Prompt: Reproduce the entries below in full, word for word.

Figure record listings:
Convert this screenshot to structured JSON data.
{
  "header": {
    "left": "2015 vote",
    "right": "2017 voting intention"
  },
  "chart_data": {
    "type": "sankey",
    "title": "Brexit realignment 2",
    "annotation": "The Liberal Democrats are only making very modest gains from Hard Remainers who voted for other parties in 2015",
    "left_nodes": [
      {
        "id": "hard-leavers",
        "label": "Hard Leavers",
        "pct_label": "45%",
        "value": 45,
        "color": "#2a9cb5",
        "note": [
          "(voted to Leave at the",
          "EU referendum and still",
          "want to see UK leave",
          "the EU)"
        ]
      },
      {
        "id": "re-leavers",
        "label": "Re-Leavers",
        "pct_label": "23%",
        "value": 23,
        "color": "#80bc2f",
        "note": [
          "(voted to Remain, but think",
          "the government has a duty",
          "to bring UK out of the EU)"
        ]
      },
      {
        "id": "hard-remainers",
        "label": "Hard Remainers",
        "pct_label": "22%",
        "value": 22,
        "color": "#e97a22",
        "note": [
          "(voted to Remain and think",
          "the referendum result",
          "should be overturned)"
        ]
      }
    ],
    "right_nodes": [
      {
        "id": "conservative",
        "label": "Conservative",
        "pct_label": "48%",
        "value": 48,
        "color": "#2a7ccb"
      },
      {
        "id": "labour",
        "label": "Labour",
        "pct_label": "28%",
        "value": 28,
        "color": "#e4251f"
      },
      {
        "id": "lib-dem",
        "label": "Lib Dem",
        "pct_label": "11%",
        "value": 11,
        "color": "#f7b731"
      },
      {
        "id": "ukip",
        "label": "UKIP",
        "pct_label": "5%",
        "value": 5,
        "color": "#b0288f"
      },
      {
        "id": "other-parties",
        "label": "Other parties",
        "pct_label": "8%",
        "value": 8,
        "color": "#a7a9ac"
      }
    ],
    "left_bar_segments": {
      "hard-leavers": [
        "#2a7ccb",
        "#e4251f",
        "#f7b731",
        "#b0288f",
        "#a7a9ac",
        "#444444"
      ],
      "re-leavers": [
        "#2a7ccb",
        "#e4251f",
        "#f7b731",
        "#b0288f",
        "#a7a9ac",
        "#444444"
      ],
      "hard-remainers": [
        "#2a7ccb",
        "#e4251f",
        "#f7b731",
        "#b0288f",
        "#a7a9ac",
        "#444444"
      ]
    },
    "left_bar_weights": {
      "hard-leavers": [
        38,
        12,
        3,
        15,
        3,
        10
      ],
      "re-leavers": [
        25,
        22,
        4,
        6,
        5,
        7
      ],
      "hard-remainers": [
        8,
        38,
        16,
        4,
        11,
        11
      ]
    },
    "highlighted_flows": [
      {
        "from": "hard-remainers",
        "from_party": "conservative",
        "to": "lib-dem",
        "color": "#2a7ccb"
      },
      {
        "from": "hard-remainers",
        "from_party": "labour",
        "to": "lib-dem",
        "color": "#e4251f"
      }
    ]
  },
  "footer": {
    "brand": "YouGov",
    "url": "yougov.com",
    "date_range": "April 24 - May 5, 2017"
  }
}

Solution for this task:
Convert this screenshot to structured JSON data.
{
  "header": {
    "left": "2015 vote",
    "right": "2017 voting intention"
  },
  "chart_data": {
    "type": "sankey",
    "title": "Brexit realignment 2",
    "annotation": "The Liberal Democrats are only making very modest gains from Hard Remainers who voted for other parties in 2015",
    "left_nodes": [
      {
        "id": "hard-leavers",
        "label": "Hard Leavers",
        "pct_label": "45%",
        "value": 45,
        "color": "#2a9cb5",
        "note": [
          "(voted to Leave at the",
          "EU referendum and still",
          "want to see UK leave",
          "the EU)"
        ]
      },
      {
        "id": "re-leavers",
        "label": "Re-Leavers",
        "pct_label": "23%",
        "value": 23,
        "color": "#80bc2f",
        "note": [
          "(voted to Remain, but think",
          "the government has a duty",
          "to bring UK out of the EU)"
        ]
      },
      {
        "id": "hard-remainers",
        "label": "Hard Remainers",
        "pct_label": "22%",
        "value": 22,
        "color": "#e97a22",
        "note": [
          "(voted to Remain and think",
          "the referendum result",
          "should be overturned)"
        ]
      }
    ],
    "right_nodes": [
      {
        "id": "conservative",
        "label": "Conservative",
        "pct_label": "48%",
        "value": 48,
        "color": "#2a7ccb"
      },
      {
        "id": "labour",
        "label": "Labour",
        "pct_label": "28%",
        "value": 28,
        "color": "#e4251f"
      },
      {
        "id": "lib-dem",
        "label": "Lib Dem",
        "pct_label": "11%",
        "value": 11,
        "color": "#f7b731"
      },
      {
        "id": "ukip",
        "label": "UKIP",
        "pct_label": "5%",
        "value": 5,
        "color": "#b0288f"
      },
      {
        "id": "other-parties",
        "label": "Other parties",
        "pct_label": "8%",
        "value": 8,
        "color": "#a7a9ac"
      }
    ],
    "left_bar_segments": {
      "hard-leavers": [
        "#2a7ccb",
        "#e4251f",
        "#f7b731",
        "#b0288f",
        "#a7a9ac",
        "#444444"
      ],
      "re-leavers": [
        "#2a7ccb",
        "#e4251f",
        "#f7b731",
        "#b0288f",
        "#a7a9ac",
        "#444444"
      ],
      "hard-remainers": [
        "#2a7ccb",
        "#e4251f",
        "#f7b731",
        "#b0288f",
        "#a7a9ac",
        "#444444"
      ]
    },
    "left_bar_weights": {
      "hard-leavers": [
        38,
        12,
        3,
        15,
        3,
        10
      ],
      "re-leavers": [
        25,
        22,
        4,
        6,
        5,
        7
      ],
      "hard-remainers": [
        8,
        38,
        16,
        4,
        11,
        11
      ]
    },
    "highlighted_flows": [
      {
        "from": "hard-remainers",
        "from_party": "conservative",
        "to": "lib-dem",
        "color": "#2a7ccb"
      },
      {
        "from": "hard-remainers",
        "from_party": "labour",
        "to": "lib-dem",
        "color": "#e4251f"
      }
    ]
  },
  "footer": {
    "brand": "YouGov",
    "url": "yougov.com",
    "date_range": "April 24 - May 5, 2017"
  }
}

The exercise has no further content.